● **Description of the task**
Using the entries that follow, state how many lines contain the word "screenshot". The response is that number and nothing more.

● **Records supplied**

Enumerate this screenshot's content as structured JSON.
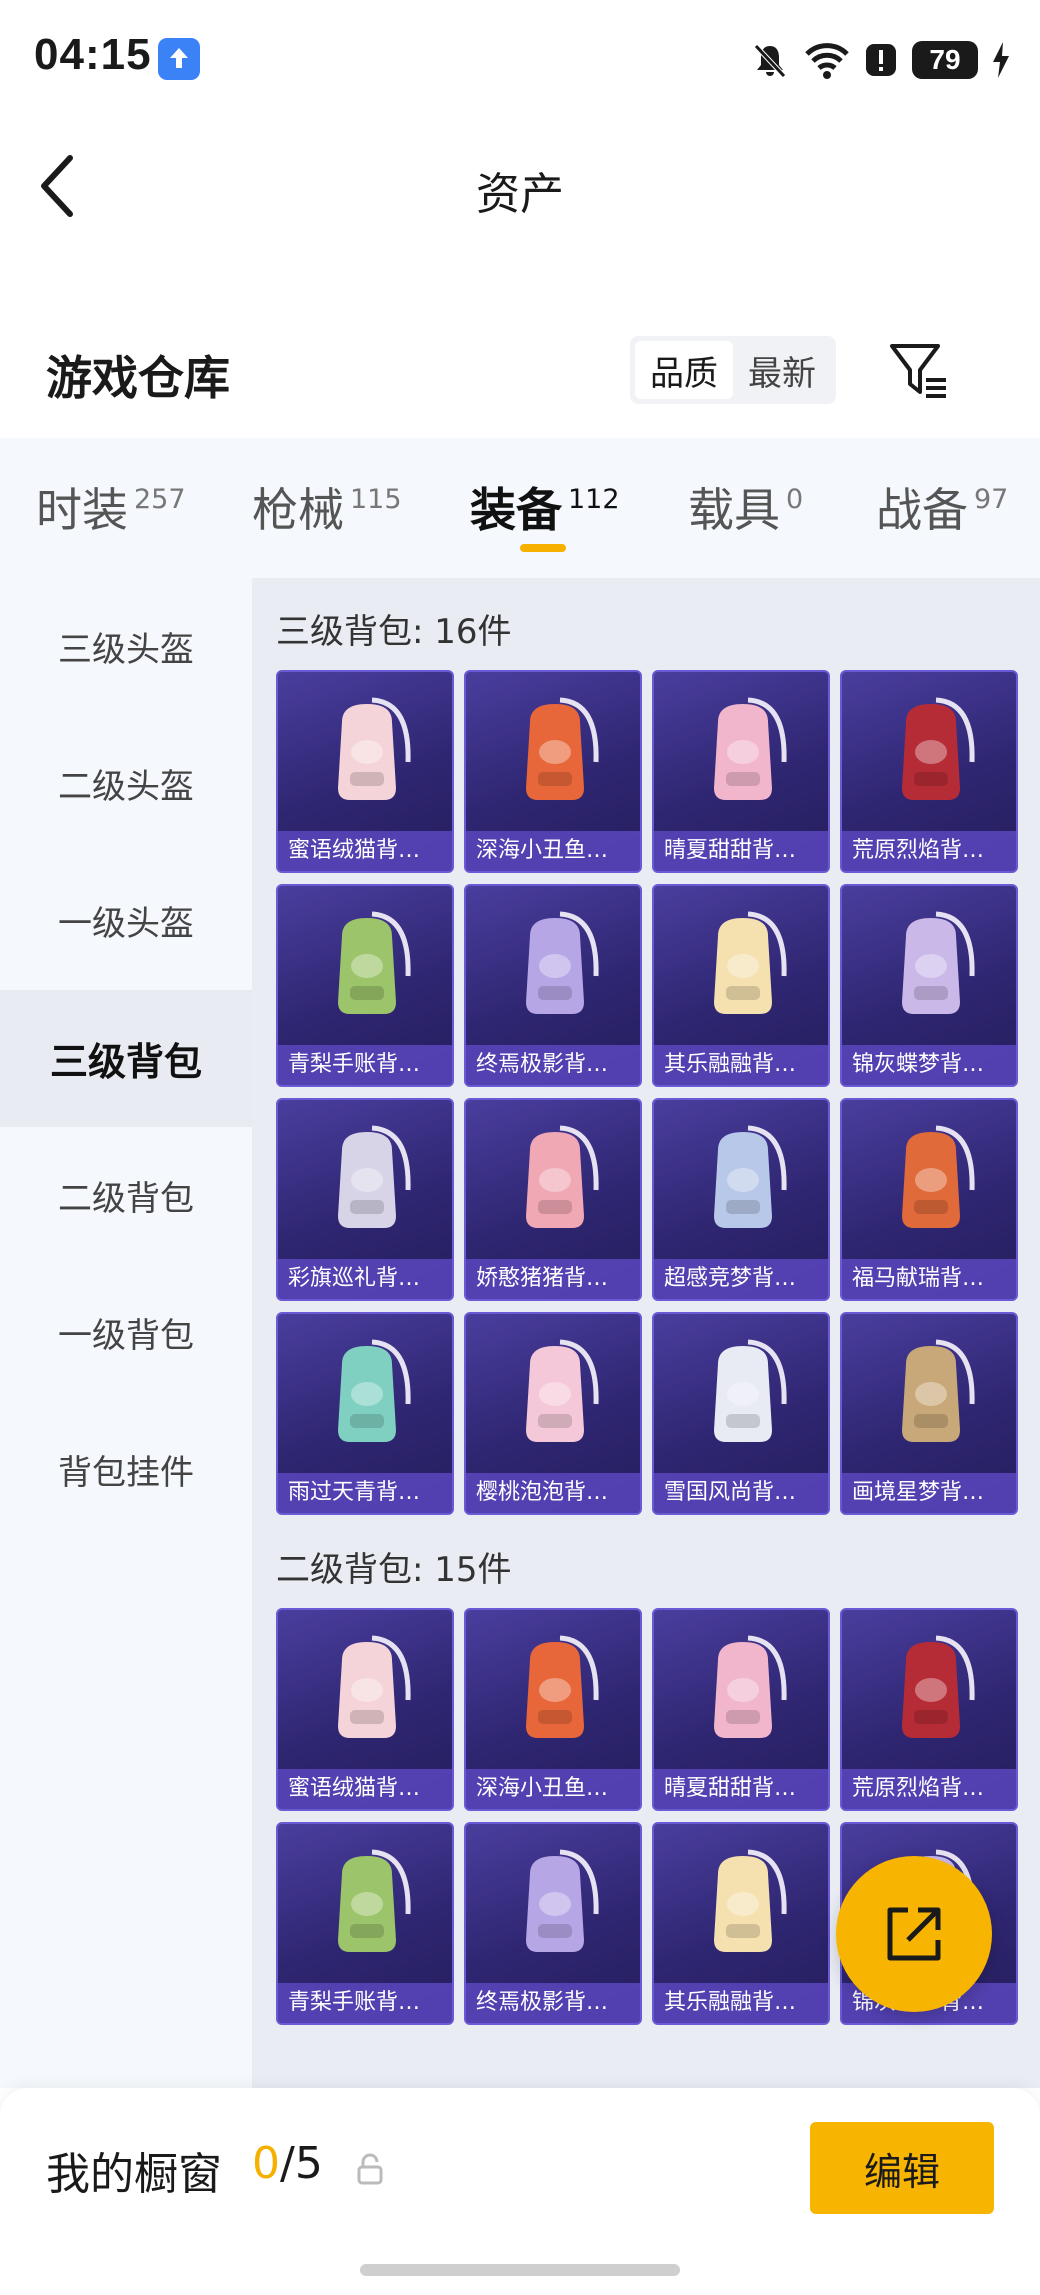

...

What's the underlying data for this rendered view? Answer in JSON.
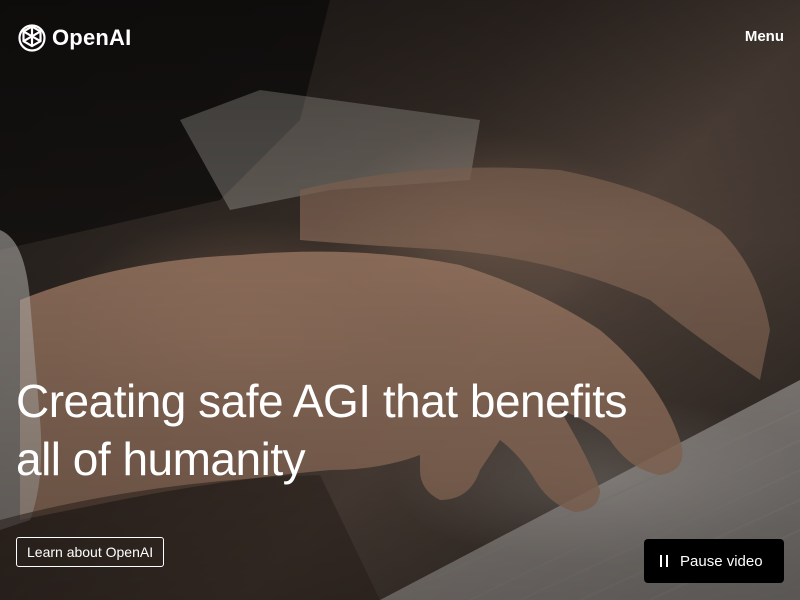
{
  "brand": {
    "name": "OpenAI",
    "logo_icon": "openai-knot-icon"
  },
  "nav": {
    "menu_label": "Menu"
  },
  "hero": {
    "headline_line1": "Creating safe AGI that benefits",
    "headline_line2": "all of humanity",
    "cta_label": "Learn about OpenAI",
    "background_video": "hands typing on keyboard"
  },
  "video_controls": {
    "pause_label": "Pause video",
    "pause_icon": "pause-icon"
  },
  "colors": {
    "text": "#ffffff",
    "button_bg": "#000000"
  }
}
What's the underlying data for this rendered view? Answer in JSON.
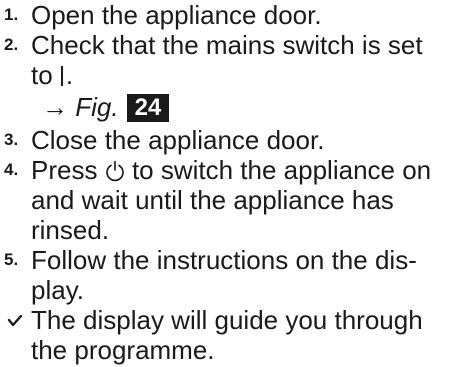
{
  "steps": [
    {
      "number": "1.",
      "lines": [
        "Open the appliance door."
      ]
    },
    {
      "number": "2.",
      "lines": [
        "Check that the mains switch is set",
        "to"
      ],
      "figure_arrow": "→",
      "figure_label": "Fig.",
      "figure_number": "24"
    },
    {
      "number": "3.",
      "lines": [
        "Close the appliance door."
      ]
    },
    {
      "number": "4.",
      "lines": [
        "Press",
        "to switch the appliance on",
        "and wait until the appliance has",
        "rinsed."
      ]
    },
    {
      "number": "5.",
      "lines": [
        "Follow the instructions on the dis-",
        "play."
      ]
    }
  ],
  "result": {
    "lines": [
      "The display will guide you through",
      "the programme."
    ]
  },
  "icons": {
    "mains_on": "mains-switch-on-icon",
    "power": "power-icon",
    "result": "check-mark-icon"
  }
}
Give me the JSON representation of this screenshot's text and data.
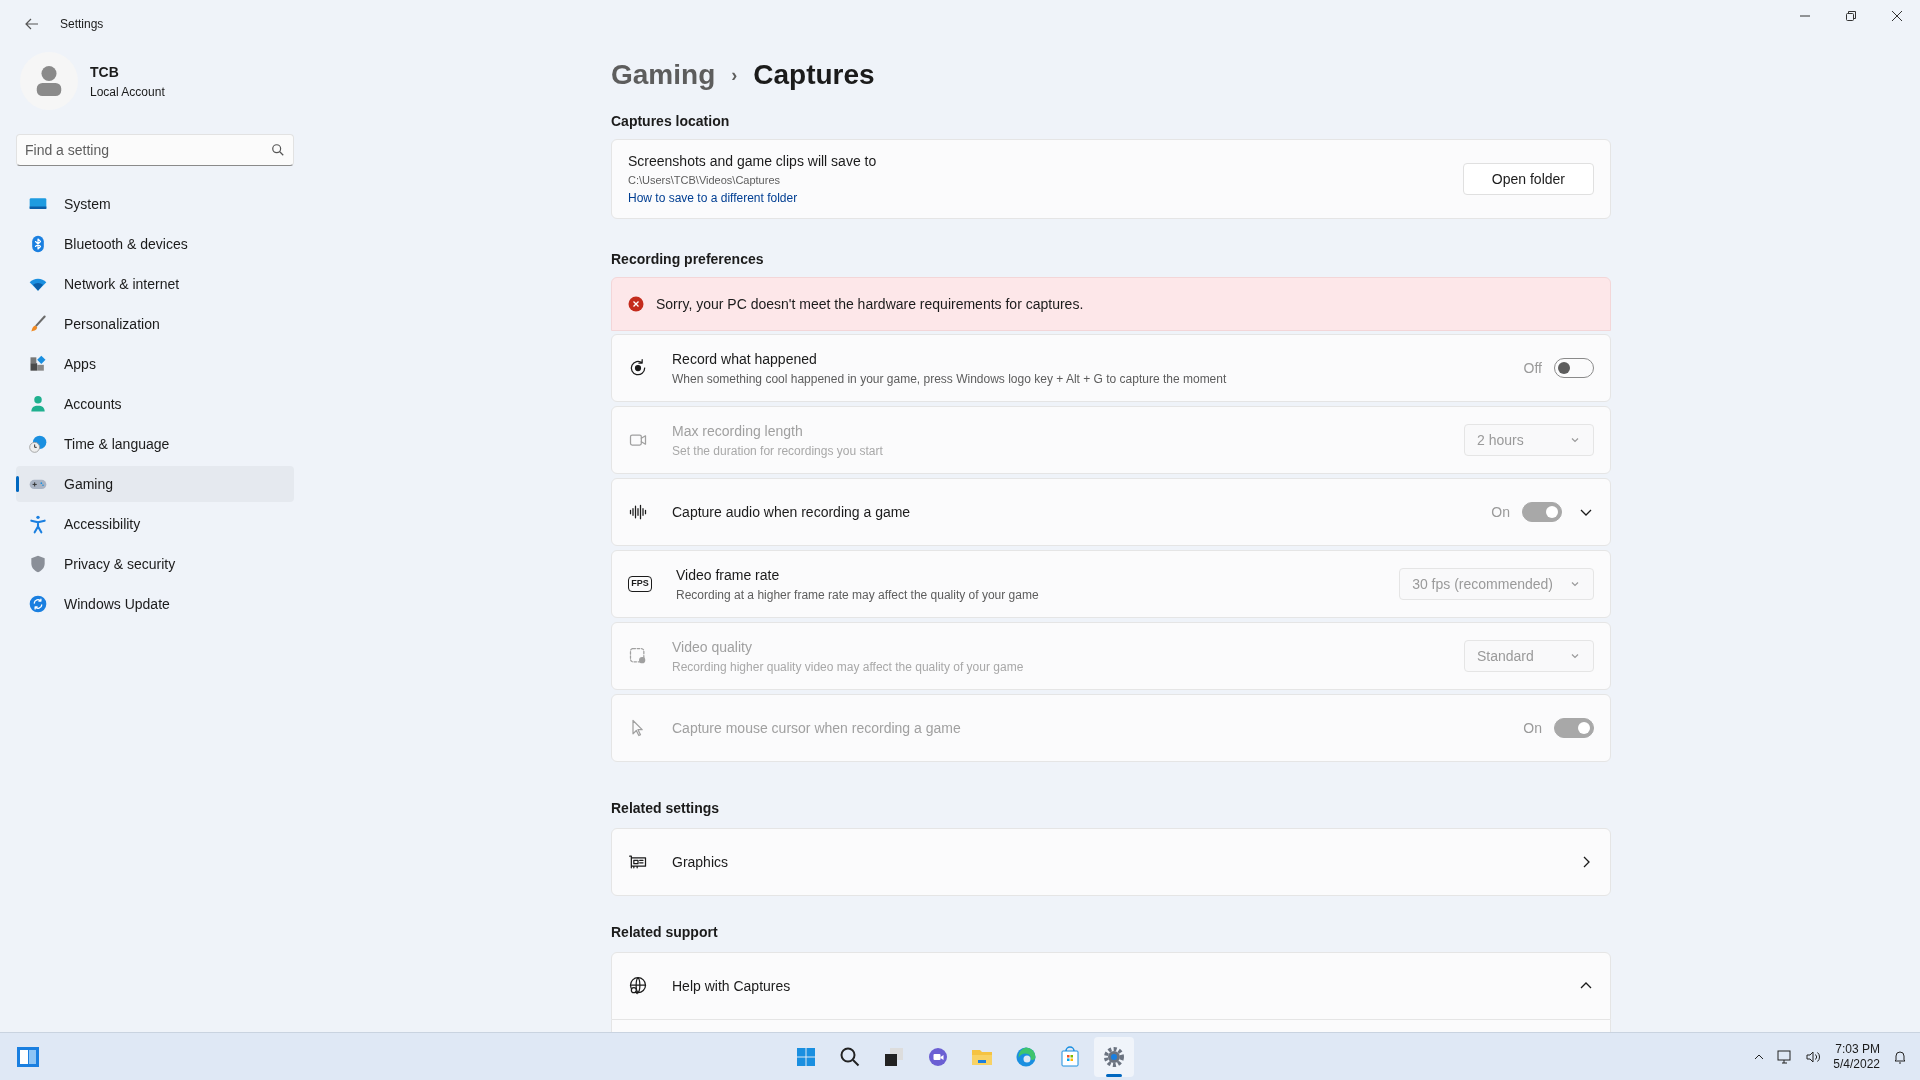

---

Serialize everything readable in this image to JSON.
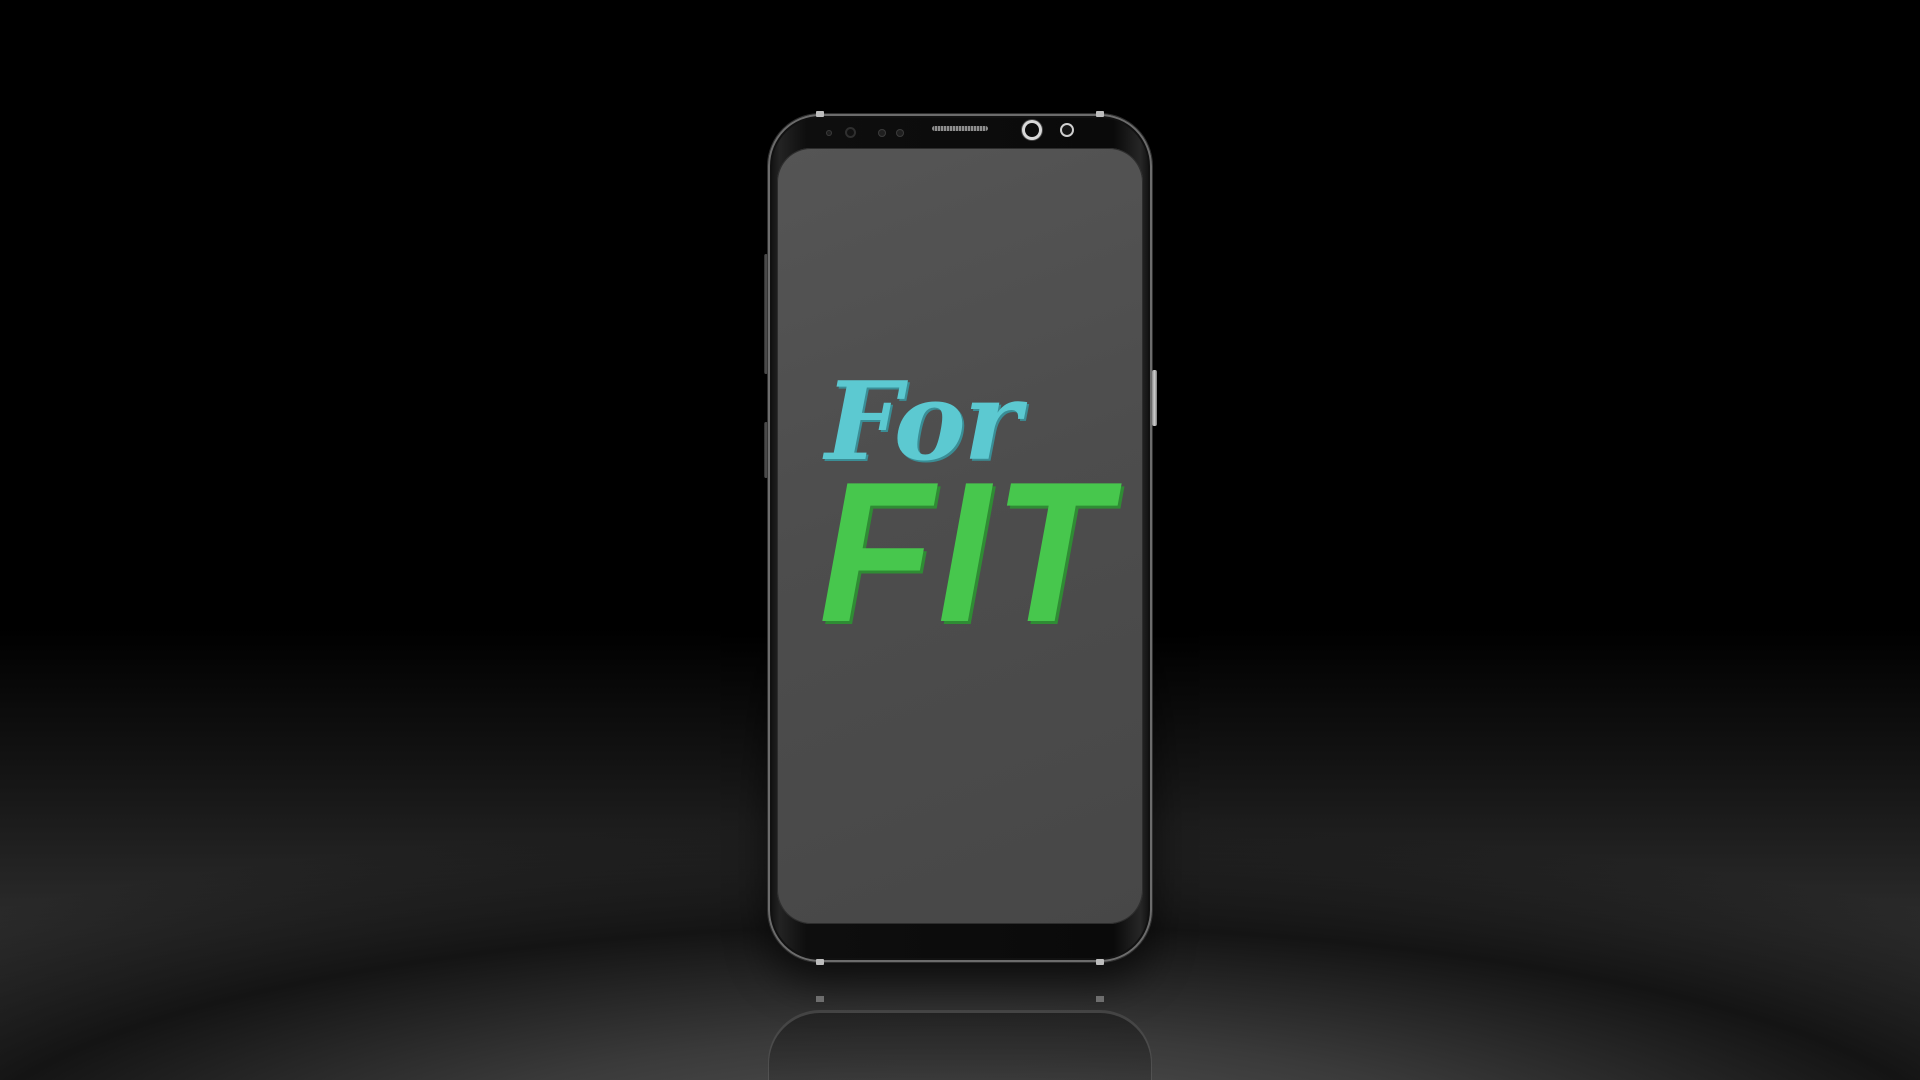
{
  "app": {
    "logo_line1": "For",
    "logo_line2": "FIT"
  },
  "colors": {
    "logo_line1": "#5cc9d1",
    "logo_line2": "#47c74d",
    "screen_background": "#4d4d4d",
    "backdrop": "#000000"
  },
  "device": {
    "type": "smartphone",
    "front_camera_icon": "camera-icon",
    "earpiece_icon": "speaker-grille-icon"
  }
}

● **Finished task**
2